● Problem
Reproduce each line of the material precisely.
----- Task input
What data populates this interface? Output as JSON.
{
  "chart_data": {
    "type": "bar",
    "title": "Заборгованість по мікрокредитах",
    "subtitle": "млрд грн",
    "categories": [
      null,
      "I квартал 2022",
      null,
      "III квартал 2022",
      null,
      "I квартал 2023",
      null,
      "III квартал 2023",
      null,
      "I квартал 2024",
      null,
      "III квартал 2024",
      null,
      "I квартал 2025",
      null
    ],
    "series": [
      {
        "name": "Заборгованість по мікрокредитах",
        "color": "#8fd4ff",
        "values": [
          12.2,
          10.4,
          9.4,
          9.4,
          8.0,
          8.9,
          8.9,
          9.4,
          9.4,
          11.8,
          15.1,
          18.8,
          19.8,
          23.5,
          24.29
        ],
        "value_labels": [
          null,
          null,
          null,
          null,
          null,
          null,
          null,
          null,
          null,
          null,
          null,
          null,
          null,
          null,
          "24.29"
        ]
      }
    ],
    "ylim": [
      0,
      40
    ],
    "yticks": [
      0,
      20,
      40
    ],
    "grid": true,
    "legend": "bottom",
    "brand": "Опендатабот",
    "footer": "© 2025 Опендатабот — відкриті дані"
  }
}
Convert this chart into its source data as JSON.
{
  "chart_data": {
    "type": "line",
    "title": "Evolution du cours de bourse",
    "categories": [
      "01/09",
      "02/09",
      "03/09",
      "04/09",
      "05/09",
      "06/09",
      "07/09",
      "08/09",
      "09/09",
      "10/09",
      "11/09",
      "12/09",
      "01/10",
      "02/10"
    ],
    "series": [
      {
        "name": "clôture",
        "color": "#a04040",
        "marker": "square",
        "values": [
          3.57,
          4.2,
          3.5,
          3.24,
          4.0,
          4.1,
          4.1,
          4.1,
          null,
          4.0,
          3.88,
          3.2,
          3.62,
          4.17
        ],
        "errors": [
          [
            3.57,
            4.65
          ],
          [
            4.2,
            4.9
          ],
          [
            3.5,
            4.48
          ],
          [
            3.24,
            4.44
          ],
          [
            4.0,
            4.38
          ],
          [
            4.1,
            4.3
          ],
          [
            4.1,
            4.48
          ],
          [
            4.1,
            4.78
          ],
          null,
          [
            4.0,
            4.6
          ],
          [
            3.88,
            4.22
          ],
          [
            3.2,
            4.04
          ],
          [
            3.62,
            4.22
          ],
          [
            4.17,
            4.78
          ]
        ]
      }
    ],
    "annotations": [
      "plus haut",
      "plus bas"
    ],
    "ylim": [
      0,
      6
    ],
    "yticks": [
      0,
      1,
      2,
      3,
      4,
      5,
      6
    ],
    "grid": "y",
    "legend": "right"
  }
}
----------
● Worked solution
What data populates this interface? Output as JSON.
{
  "chart_data": {
    "type": "bar",
    "title": "Заборгованість по мікрокредитах",
    "subtitle": "млрд грн",
    "categories": [
      null,
      "I квартал 2022",
      null,
      "III квартал 2022",
      null,
      "I квартал 2023",
      null,
      "III квартал 2023",
      null,
      "I квартал 2024",
      null,
      "III квартал 2024",
      null,
      "I квартал 2025",
      null
    ],
    "series": [
      {
        "name": "Заборгованість по мікрокредитах",
        "color": "#8fd4ff",
        "values": [
          12.2,
          10.4,
          9.4,
          9.4,
          8.0,
          8.9,
          8.9,
          9.4,
          9.4,
          11.8,
          15.1,
          18.8,
          19.8,
          23.5,
          24.29
        ],
        "value_labels": [
          null,
          null,
          null,
          null,
          null,
          null,
          null,
          null,
          null,
          null,
          null,
          null,
          null,
          null,
          "24.29"
        ]
      }
    ],
    "ylim": [
      0,
      40
    ],
    "yticks": [
      0,
      20,
      40
    ],
    "grid": true,
    "legend": "bottom",
    "brand": "Опендатабот",
    "footer": "© 2025 Опендатабот — відкриті дані"
  }
}
Convert this chart into its source data as JSON.
{
  "chart_data": {
    "type": "line",
    "title": "Evolution du cours de bourse",
    "categories": [
      "01/09",
      "02/09",
      "03/09",
      "04/09",
      "05/09",
      "06/09",
      "07/09",
      "08/09",
      "09/09",
      "10/09",
      "11/09",
      "12/09",
      "01/10",
      "02/10"
    ],
    "series": [
      {
        "name": "clôture",
        "color": "#a04040",
        "marker": "square",
        "values": [
          3.57,
          4.2,
          3.5,
          3.24,
          4.0,
          4.1,
          4.1,
          4.1,
          null,
          4.0,
          3.88,
          3.2,
          3.62,
          4.17
        ],
        "errors": [
          [
            3.57,
            4.65
          ],
          [
            4.2,
            4.9
          ],
          [
            3.5,
            4.48
          ],
          [
            3.24,
            4.44
          ],
          [
            4.0,
            4.38
          ],
          [
            4.1,
            4.3
          ],
          [
            4.1,
            4.48
          ],
          [
            4.1,
            4.78
          ],
          null,
          [
            4.0,
            4.6
          ],
          [
            3.88,
            4.22
          ],
          [
            3.2,
            4.04
          ],
          [
            3.62,
            4.22
          ],
          [
            4.17,
            4.78
          ]
        ]
      }
    ],
    "annotations": [
      "plus haut",
      "plus bas"
    ],
    "ylim": [
      0,
      6
    ],
    "yticks": [
      0,
      1,
      2,
      3,
      4,
      5,
      6
    ],
    "grid": "y",
    "legend": "right"
  }
}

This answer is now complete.